-------- RECORDS SHOWN --------
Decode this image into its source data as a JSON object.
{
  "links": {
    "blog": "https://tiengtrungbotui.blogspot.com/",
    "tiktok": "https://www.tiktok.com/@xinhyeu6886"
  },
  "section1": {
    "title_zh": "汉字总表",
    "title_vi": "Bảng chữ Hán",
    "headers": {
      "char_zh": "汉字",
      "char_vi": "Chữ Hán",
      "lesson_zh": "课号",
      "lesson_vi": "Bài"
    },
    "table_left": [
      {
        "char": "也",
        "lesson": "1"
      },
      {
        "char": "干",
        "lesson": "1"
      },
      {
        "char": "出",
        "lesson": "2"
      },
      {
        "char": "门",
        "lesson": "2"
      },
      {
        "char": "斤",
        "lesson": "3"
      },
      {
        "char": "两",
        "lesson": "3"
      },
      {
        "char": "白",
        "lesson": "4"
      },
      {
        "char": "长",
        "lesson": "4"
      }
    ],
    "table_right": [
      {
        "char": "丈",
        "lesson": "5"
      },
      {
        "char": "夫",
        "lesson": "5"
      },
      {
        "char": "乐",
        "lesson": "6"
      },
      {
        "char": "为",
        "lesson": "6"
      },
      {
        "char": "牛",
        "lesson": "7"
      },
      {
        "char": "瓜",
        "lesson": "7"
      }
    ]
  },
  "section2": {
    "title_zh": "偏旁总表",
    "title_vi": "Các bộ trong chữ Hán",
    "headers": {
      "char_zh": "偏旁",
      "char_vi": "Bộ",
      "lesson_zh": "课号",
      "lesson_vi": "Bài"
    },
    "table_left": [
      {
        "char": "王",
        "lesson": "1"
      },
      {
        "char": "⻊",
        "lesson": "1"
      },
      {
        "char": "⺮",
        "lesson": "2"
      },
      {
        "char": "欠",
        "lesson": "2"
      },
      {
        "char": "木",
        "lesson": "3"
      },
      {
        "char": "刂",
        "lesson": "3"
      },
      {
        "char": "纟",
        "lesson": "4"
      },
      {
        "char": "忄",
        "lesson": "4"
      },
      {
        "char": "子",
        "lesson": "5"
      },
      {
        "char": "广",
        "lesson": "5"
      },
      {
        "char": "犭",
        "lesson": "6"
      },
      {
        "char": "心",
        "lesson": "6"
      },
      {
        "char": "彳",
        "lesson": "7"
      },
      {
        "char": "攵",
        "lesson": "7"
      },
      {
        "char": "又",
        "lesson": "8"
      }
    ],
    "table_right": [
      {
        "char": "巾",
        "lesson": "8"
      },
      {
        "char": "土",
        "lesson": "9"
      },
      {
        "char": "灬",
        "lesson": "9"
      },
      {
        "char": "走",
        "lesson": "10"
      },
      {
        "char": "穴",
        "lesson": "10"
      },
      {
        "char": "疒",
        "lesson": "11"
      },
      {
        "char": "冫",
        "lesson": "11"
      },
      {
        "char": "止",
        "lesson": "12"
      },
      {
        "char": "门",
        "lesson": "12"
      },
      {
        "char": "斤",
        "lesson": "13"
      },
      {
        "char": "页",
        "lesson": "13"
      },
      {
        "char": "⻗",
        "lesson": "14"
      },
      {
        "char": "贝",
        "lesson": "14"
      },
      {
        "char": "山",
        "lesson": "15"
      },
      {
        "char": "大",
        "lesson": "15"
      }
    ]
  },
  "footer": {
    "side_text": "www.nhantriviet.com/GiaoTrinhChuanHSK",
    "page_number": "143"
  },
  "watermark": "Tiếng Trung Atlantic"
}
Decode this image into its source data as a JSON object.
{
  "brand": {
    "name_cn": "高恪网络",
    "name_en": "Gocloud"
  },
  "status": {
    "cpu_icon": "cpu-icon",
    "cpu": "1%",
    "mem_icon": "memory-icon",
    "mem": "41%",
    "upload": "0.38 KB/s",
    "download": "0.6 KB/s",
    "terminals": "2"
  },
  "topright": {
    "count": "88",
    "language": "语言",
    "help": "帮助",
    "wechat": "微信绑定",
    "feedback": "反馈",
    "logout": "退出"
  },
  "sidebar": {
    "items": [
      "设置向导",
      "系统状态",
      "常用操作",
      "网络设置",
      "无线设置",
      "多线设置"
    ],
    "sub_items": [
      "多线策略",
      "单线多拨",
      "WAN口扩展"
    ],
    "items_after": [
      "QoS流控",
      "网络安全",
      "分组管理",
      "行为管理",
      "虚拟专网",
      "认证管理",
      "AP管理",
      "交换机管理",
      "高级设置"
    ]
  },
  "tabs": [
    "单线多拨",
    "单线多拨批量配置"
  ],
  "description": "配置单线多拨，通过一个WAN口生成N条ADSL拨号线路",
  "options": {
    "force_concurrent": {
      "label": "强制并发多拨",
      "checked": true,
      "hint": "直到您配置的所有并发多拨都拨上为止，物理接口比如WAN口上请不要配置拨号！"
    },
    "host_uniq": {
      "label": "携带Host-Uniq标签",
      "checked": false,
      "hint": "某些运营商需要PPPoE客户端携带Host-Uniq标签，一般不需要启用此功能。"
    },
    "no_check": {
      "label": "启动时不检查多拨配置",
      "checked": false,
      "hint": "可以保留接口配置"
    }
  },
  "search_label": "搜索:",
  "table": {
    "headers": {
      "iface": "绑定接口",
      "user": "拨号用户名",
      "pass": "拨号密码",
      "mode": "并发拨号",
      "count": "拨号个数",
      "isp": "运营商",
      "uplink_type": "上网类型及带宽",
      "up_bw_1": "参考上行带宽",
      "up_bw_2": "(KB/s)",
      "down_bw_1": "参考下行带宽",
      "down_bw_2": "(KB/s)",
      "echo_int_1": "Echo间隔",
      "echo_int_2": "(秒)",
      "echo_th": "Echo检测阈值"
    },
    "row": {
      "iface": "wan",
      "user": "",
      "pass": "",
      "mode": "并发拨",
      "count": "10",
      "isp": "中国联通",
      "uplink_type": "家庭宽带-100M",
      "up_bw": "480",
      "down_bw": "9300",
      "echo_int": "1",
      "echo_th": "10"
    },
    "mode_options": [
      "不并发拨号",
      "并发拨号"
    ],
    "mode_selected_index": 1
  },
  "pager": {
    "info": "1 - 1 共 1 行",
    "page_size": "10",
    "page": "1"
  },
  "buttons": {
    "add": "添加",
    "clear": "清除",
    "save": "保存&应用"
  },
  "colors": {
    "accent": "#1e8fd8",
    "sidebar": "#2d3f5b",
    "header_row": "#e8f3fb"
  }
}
--------
Print out every record again, exactly and in full.

• _OUTPUT BELOW_:
Decode this image into its source data as a JSON object.
{
  "links": {
    "blog": "https://tiengtrungbotui.blogspot.com/",
    "tiktok": "https://www.tiktok.com/@xinhyeu6886"
  },
  "section1": {
    "title_zh": "汉字总表",
    "title_vi": "Bảng chữ Hán",
    "headers": {
      "char_zh": "汉字",
      "char_vi": "Chữ Hán",
      "lesson_zh": "课号",
      "lesson_vi": "Bài"
    },
    "table_left": [
      {
        "char": "也",
        "lesson": "1"
      },
      {
        "char": "干",
        "lesson": "1"
      },
      {
        "char": "出",
        "lesson": "2"
      },
      {
        "char": "门",
        "lesson": "2"
      },
      {
        "char": "斤",
        "lesson": "3"
      },
      {
        "char": "两",
        "lesson": "3"
      },
      {
        "char": "白",
        "lesson": "4"
      },
      {
        "char": "长",
        "lesson": "4"
      }
    ],
    "table_right": [
      {
        "char": "丈",
        "lesson": "5"
      },
      {
        "char": "夫",
        "lesson": "5"
      },
      {
        "char": "乐",
        "lesson": "6"
      },
      {
        "char": "为",
        "lesson": "6"
      },
      {
        "char": "牛",
        "lesson": "7"
      },
      {
        "char": "瓜",
        "lesson": "7"
      }
    ]
  },
  "section2": {
    "title_zh": "偏旁总表",
    "title_vi": "Các bộ trong chữ Hán",
    "headers": {
      "char_zh": "偏旁",
      "char_vi": "Bộ",
      "lesson_zh": "课号",
      "lesson_vi": "Bài"
    },
    "table_left": [
      {
        "char": "王",
        "lesson": "1"
      },
      {
        "char": "⻊",
        "lesson": "1"
      },
      {
        "char": "⺮",
        "lesson": "2"
      },
      {
        "char": "欠",
        "lesson": "2"
      },
      {
        "char": "木",
        "lesson": "3"
      },
      {
        "char": "刂",
        "lesson": "3"
      },
      {
        "char": "纟",
        "lesson": "4"
      },
      {
        "char": "忄",
        "lesson": "4"
      },
      {
        "char": "子",
        "lesson": "5"
      },
      {
        "char": "广",
        "lesson": "5"
      },
      {
        "char": "犭",
        "lesson": "6"
      },
      {
        "char": "心",
        "lesson": "6"
      },
      {
        "char": "彳",
        "lesson": "7"
      },
      {
        "char": "攵",
        "lesson": "7"
      },
      {
        "char": "又",
        "lesson": "8"
      }
    ],
    "table_right": [
      {
        "char": "巾",
        "lesson": "8"
      },
      {
        "char": "土",
        "lesson": "9"
      },
      {
        "char": "灬",
        "lesson": "9"
      },
      {
        "char": "走",
        "lesson": "10"
      },
      {
        "char": "穴",
        "lesson": "10"
      },
      {
        "char": "疒",
        "lesson": "11"
      },
      {
        "char": "冫",
        "lesson": "11"
      },
      {
        "char": "止",
        "lesson": "12"
      },
      {
        "char": "门",
        "lesson": "12"
      },
      {
        "char": "斤",
        "lesson": "13"
      },
      {
        "char": "页",
        "lesson": "13"
      },
      {
        "char": "⻗",
        "lesson": "14"
      },
      {
        "char": "贝",
        "lesson": "14"
      },
      {
        "char": "山",
        "lesson": "15"
      },
      {
        "char": "大",
        "lesson": "15"
      }
    ]
  },
  "footer": {
    "side_text": "www.nhantriviet.com/GiaoTrinhChuanHSK",
    "page_number": "143"
  },
  "watermark": "Tiếng Trung Atlantic"
}
Decode this image into its source data as a JSON object.
{
  "brand": {
    "name_cn": "高恪网络",
    "name_en": "Gocloud"
  },
  "status": {
    "cpu_icon": "cpu-icon",
    "cpu": "1%",
    "mem_icon": "memory-icon",
    "mem": "41%",
    "upload": "0.38 KB/s",
    "download": "0.6 KB/s",
    "terminals": "2"
  },
  "topright": {
    "count": "88",
    "language": "语言",
    "help": "帮助",
    "wechat": "微信绑定",
    "feedback": "反馈",
    "logout": "退出"
  },
  "sidebar": {
    "items": [
      "设置向导",
      "系统状态",
      "常用操作",
      "网络设置",
      "无线设置",
      "多线设置"
    ],
    "sub_items": [
      "多线策略",
      "单线多拨",
      "WAN口扩展"
    ],
    "items_after": [
      "QoS流控",
      "网络安全",
      "分组管理",
      "行为管理",
      "虚拟专网",
      "认证管理",
      "AP管理",
      "交换机管理",
      "高级设置"
    ]
  },
  "tabs": [
    "单线多拨",
    "单线多拨批量配置"
  ],
  "description": "配置单线多拨，通过一个WAN口生成N条ADSL拨号线路",
  "options": {
    "force_concurrent": {
      "label": "强制并发多拨",
      "checked": true,
      "hint": "直到您配置的所有并发多拨都拨上为止，物理接口比如WAN口上请不要配置拨号！"
    },
    "host_uniq": {
      "label": "携带Host-Uniq标签",
      "checked": false,
      "hint": "某些运营商需要PPPoE客户端携带Host-Uniq标签，一般不需要启用此功能。"
    },
    "no_check": {
      "label": "启动时不检查多拨配置",
      "checked": false,
      "hint": "可以保留接口配置"
    }
  },
  "search_label": "搜索:",
  "table": {
    "headers": {
      "iface": "绑定接口",
      "user": "拨号用户名",
      "pass": "拨号密码",
      "mode": "并发拨号",
      "count": "拨号个数",
      "isp": "运营商",
      "uplink_type": "上网类型及带宽",
      "up_bw_1": "参考上行带宽",
      "up_bw_2": "(KB/s)",
      "down_bw_1": "参考下行带宽",
      "down_bw_2": "(KB/s)",
      "echo_int_1": "Echo间隔",
      "echo_int_2": "(秒)",
      "echo_th": "Echo检测阈值"
    },
    "row": {
      "iface": "wan",
      "user": "",
      "pass": "",
      "mode": "并发拨",
      "count": "10",
      "isp": "中国联通",
      "uplink_type": "家庭宽带-100M",
      "up_bw": "480",
      "down_bw": "9300",
      "echo_int": "1",
      "echo_th": "10"
    },
    "mode_options": [
      "不并发拨号",
      "并发拨号"
    ],
    "mode_selected_index": 1
  },
  "pager": {
    "info": "1 - 1 共 1 行",
    "page_size": "10",
    "page": "1"
  },
  "buttons": {
    "add": "添加",
    "clear": "清除",
    "save": "保存&应用"
  },
  "colors": {
    "accent": "#1e8fd8",
    "sidebar": "#2d3f5b",
    "header_row": "#e8f3fb"
  }
}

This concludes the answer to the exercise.